__Given problem__:
From the entries that follow, list every line in which the string "그래프를" appears.

[Data extracted from a collection]
┌──

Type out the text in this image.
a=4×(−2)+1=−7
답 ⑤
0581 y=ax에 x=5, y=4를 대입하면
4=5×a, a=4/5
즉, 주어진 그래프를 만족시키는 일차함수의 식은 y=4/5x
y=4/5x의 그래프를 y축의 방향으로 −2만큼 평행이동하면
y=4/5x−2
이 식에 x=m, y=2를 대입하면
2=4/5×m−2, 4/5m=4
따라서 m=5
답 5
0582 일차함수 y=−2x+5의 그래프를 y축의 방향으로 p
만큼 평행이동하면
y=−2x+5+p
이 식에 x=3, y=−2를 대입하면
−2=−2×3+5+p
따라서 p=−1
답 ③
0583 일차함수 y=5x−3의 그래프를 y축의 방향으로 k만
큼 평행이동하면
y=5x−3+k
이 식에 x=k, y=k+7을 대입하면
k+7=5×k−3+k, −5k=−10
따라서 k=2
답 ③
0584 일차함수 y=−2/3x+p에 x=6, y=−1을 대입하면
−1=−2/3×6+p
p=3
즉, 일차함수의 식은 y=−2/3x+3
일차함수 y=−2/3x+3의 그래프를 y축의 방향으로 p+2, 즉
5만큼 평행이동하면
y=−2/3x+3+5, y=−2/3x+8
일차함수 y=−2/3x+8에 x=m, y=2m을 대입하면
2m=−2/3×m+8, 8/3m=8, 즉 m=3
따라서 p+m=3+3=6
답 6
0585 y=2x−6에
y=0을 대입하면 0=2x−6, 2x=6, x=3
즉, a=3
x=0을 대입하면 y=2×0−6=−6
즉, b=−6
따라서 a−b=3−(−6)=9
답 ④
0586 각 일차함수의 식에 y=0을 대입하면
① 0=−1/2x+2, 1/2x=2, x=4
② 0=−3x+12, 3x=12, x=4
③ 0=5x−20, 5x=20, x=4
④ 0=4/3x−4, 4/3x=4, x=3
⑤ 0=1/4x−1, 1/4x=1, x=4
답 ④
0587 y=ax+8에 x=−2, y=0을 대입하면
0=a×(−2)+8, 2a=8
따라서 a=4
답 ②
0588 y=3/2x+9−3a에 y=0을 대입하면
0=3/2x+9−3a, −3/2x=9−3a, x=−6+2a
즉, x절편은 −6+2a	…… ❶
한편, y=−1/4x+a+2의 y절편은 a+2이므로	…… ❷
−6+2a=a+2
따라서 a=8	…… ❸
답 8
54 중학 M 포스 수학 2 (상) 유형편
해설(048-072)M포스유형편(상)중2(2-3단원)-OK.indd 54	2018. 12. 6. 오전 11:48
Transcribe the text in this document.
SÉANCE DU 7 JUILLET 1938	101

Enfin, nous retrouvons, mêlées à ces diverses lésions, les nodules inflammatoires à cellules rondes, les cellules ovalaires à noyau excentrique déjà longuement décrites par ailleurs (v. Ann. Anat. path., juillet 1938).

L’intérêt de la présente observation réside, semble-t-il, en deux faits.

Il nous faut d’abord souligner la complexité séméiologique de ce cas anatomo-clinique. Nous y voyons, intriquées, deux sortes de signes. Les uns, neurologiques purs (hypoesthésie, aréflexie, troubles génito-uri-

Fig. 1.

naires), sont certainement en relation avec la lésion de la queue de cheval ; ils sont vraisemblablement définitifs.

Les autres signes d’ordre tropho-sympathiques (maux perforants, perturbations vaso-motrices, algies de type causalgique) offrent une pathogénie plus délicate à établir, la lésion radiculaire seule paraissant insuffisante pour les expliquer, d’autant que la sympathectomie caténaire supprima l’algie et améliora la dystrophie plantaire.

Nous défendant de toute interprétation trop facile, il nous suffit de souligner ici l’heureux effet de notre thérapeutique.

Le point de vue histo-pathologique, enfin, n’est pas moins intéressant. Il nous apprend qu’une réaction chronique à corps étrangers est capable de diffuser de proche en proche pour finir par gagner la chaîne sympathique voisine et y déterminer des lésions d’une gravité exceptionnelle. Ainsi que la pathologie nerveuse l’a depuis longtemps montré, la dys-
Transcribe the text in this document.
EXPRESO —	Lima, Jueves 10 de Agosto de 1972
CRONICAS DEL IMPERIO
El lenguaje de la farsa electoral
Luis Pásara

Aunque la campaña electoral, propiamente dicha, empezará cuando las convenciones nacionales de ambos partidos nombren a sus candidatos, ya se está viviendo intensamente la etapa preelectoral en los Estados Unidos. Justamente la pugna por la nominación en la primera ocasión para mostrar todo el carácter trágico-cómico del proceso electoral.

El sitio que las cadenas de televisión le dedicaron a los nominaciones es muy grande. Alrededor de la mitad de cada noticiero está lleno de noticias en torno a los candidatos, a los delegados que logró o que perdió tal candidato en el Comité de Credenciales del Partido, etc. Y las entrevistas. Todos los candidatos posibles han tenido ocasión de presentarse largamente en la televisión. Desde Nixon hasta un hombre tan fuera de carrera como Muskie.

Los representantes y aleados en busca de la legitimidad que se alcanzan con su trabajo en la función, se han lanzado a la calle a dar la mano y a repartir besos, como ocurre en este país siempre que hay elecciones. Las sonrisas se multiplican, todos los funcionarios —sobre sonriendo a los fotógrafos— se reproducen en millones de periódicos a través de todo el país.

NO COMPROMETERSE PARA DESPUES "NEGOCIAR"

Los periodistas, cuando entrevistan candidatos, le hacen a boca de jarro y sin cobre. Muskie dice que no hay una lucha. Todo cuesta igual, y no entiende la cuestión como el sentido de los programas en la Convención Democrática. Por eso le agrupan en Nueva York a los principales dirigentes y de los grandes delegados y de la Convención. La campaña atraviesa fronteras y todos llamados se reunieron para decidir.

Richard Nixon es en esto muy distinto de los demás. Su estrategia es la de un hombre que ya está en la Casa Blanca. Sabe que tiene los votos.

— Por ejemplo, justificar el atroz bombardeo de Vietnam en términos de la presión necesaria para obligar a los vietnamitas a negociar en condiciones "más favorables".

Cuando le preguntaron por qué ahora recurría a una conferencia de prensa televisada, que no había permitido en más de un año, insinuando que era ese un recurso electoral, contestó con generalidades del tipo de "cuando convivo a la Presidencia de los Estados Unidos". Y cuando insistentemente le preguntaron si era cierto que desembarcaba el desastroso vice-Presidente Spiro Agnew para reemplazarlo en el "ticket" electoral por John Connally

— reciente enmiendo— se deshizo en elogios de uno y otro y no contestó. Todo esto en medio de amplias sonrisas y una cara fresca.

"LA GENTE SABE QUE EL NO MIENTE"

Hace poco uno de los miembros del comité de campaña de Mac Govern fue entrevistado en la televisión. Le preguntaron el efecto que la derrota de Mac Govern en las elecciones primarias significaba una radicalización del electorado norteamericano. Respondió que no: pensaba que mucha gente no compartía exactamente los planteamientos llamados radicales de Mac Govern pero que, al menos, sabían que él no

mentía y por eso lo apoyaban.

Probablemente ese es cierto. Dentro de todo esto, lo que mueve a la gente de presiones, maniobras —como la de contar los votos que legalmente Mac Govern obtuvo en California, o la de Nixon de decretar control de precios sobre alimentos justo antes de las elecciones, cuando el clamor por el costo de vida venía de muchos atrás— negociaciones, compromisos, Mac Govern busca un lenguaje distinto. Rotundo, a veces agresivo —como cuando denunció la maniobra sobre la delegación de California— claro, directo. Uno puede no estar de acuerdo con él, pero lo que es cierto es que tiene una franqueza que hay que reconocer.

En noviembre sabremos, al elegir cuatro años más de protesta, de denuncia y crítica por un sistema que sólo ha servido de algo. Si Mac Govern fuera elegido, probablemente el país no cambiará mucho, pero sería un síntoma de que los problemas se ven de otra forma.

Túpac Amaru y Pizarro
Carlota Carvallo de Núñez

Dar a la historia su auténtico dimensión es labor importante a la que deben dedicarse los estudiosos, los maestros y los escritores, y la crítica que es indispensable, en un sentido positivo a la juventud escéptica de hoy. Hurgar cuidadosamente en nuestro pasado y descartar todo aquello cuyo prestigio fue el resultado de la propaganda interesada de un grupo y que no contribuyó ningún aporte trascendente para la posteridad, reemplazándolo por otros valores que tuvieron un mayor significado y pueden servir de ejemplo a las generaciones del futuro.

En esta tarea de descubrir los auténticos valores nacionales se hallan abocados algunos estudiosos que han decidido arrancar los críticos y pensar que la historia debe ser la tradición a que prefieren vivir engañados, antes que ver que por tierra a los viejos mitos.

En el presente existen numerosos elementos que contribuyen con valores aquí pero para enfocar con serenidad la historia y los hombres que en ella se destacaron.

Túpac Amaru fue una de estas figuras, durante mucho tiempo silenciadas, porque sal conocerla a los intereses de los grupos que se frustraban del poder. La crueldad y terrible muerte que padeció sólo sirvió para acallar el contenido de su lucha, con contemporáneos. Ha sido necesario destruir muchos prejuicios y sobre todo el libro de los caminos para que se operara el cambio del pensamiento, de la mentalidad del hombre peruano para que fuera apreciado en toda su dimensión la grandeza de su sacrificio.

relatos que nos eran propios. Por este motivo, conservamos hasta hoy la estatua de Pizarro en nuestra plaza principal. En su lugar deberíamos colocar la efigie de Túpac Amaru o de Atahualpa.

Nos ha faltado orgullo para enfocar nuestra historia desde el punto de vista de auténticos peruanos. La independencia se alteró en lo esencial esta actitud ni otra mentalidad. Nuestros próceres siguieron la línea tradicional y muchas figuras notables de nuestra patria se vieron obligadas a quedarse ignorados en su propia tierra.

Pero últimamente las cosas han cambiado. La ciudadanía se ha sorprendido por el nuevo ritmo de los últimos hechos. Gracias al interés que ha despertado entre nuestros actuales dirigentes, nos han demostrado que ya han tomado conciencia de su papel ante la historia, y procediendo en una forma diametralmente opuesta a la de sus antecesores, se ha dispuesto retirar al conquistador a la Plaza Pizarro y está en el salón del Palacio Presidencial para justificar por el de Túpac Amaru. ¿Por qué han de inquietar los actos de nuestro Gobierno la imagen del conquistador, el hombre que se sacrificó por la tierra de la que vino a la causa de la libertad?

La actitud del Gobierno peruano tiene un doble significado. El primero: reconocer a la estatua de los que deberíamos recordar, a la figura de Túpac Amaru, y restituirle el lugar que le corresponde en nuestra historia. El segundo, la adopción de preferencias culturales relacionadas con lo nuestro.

└──

__The solution__:
즉, 주어진 그래프를 만족시키는 일차함수의 식은 y=4/5x
y=4/5x의 그래프를 y축의 방향으로 −2만큼 평행이동하면
0582 일차함수 y=−2x+5의 그래프를 y축의 방향으로 p
0583 일차함수 y=5x−3의 그래프를 y축의 방향으로 k만
일차함수 y=−2/3x+3의 그래프를 y축의 방향으로 p+2, 즉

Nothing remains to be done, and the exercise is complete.